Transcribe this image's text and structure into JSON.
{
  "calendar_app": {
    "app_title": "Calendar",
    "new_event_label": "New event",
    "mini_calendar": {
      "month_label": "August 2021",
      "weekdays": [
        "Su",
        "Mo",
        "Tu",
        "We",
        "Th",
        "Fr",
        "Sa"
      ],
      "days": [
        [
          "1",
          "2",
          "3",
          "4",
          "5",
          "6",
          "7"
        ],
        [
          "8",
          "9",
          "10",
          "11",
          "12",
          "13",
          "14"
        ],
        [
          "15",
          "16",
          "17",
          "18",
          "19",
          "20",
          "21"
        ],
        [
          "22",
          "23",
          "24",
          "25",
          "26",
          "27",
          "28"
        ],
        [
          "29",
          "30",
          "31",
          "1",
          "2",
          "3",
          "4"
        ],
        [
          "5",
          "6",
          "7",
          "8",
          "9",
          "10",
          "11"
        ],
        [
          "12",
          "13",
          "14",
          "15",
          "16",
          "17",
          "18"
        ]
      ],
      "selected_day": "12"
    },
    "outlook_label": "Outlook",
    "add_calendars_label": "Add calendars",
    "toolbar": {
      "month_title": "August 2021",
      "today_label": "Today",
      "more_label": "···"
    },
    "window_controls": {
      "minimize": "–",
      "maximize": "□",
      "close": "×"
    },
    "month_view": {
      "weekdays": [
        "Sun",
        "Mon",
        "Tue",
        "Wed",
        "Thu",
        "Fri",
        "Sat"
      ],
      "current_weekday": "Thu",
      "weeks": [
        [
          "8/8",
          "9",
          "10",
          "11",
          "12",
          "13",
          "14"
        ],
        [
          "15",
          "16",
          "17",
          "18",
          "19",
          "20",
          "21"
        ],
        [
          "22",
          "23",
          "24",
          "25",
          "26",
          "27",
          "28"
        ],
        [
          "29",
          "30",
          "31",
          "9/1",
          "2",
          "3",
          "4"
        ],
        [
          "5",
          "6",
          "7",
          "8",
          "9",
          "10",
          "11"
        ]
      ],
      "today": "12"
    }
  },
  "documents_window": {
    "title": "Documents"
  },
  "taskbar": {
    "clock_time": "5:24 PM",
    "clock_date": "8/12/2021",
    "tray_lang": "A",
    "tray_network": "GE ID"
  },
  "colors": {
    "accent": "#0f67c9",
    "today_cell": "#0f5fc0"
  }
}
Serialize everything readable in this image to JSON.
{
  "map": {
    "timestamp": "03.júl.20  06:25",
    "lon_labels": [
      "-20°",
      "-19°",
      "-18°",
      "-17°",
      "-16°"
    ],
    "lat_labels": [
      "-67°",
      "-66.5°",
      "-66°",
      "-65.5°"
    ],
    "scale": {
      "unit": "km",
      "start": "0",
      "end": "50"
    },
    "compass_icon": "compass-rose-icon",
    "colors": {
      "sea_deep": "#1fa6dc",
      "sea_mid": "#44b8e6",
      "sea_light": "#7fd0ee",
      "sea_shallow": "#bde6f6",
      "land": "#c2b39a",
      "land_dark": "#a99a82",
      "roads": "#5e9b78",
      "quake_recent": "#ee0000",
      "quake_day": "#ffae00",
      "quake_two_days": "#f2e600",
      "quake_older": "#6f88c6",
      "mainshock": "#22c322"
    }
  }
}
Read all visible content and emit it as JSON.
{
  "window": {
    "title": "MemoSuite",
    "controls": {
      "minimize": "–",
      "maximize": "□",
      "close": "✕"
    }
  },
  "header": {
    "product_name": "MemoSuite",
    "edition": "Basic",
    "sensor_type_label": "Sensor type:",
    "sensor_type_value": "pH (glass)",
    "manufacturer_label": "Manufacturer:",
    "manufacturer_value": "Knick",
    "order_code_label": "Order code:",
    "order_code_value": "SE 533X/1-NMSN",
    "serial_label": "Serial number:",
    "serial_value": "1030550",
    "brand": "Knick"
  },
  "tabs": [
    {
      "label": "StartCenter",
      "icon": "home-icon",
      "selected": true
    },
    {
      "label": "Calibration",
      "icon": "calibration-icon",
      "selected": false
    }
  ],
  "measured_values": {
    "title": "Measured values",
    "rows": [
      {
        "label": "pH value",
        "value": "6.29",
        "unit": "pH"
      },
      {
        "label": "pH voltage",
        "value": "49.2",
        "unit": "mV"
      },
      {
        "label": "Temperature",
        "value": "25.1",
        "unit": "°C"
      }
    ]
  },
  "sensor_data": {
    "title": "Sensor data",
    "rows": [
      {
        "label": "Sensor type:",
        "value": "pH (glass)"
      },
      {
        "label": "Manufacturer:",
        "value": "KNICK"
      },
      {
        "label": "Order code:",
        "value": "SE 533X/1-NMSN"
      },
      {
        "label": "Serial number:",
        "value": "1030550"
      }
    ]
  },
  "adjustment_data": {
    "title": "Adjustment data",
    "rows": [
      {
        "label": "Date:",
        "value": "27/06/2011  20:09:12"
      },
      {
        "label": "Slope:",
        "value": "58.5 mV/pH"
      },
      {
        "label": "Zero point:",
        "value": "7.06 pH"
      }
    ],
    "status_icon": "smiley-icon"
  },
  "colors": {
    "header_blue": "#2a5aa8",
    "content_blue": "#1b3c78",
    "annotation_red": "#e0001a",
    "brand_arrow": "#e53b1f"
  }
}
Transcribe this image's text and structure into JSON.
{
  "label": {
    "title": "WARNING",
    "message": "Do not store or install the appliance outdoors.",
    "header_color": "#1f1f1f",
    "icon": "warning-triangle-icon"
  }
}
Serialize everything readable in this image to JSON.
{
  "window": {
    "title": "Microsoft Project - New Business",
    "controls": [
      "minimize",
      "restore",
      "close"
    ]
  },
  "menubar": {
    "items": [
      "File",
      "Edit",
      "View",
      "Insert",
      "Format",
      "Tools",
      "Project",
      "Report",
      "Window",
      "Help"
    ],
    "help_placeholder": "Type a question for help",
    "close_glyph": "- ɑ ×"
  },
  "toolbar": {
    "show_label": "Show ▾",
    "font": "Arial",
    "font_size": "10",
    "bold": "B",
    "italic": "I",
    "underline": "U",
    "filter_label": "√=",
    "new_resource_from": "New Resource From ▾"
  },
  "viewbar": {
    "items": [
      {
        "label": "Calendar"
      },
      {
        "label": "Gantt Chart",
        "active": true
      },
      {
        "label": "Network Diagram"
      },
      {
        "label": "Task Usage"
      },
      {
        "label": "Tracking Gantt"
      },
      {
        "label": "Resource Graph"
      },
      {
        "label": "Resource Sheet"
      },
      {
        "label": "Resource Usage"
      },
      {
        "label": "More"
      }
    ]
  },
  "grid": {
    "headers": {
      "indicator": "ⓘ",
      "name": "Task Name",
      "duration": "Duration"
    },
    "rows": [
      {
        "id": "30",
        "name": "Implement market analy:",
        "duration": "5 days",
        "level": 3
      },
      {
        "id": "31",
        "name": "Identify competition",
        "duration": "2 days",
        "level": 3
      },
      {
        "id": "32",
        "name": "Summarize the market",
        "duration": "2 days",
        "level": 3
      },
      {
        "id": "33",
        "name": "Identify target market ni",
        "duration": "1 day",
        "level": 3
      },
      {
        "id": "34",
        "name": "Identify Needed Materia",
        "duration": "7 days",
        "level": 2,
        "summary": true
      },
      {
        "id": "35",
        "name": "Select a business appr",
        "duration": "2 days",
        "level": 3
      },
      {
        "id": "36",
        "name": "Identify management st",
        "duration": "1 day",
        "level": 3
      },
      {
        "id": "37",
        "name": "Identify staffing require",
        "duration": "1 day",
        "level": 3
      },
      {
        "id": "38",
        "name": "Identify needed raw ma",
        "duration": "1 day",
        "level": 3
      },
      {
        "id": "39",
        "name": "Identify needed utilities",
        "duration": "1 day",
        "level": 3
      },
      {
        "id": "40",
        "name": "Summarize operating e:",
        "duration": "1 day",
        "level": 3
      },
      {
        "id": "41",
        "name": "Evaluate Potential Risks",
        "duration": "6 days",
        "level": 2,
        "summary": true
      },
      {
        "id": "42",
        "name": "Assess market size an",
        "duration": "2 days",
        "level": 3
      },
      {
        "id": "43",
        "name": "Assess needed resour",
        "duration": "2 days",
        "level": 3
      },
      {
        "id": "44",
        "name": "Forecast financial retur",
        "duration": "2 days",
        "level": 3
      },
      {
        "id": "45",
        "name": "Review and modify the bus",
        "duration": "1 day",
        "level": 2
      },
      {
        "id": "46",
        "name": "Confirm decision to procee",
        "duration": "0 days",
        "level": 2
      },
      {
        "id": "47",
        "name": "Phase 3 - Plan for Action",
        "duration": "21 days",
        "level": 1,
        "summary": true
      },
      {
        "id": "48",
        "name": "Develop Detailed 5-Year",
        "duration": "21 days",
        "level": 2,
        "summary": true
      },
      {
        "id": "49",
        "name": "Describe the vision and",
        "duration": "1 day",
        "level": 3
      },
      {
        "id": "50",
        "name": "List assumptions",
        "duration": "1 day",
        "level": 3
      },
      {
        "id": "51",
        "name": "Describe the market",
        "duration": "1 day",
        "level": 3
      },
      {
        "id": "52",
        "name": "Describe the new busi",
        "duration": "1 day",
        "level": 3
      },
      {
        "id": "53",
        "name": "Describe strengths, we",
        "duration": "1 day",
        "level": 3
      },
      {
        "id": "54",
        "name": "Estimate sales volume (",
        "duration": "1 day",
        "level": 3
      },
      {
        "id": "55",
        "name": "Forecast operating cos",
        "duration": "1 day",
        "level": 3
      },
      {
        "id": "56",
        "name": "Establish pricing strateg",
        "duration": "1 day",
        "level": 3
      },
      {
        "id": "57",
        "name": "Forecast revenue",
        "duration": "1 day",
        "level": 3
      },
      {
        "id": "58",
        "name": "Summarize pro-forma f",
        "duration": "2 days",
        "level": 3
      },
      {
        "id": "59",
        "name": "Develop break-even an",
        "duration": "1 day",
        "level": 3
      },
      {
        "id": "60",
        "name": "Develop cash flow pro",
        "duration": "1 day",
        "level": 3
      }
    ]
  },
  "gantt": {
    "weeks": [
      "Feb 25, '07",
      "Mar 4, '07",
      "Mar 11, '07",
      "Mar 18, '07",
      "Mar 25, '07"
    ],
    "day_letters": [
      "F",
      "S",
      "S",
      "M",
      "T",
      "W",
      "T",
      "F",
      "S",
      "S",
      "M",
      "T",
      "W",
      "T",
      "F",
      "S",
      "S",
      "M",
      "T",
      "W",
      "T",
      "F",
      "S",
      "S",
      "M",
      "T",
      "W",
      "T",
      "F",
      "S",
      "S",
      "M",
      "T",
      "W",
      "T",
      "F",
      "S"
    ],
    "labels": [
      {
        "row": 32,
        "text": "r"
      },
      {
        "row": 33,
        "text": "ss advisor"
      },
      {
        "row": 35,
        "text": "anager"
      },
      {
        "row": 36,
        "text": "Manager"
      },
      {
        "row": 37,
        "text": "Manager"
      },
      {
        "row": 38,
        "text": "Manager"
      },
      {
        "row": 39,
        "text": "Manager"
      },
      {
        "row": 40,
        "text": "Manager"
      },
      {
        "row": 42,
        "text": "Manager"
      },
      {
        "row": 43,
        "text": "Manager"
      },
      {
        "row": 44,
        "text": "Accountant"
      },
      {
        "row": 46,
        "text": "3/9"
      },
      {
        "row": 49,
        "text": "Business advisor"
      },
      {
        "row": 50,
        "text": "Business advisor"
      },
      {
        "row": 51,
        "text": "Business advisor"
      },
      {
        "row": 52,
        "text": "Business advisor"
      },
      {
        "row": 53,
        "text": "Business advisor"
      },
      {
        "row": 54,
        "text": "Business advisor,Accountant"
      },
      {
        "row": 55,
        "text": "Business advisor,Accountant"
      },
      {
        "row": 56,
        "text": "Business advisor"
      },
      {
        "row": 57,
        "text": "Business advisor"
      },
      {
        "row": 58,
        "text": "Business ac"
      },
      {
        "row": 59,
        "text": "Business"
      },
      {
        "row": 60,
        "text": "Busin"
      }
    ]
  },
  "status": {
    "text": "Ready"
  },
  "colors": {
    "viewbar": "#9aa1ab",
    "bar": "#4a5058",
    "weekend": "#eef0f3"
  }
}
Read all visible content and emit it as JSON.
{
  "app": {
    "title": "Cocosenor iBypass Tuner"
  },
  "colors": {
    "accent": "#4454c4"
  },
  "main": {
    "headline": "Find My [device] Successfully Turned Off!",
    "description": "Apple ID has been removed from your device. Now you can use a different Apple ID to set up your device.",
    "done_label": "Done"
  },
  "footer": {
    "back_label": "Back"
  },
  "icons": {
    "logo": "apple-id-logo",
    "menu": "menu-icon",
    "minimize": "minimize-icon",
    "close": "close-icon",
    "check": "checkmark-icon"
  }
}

§ Task requirements: Select all lines in the listing above where the word "Develop" appears, and show them.

§ Output:
        "name": "Develop Detailed 5-Year",
        "name": "Develop break-even an",
        "name": "Develop cash flow pro",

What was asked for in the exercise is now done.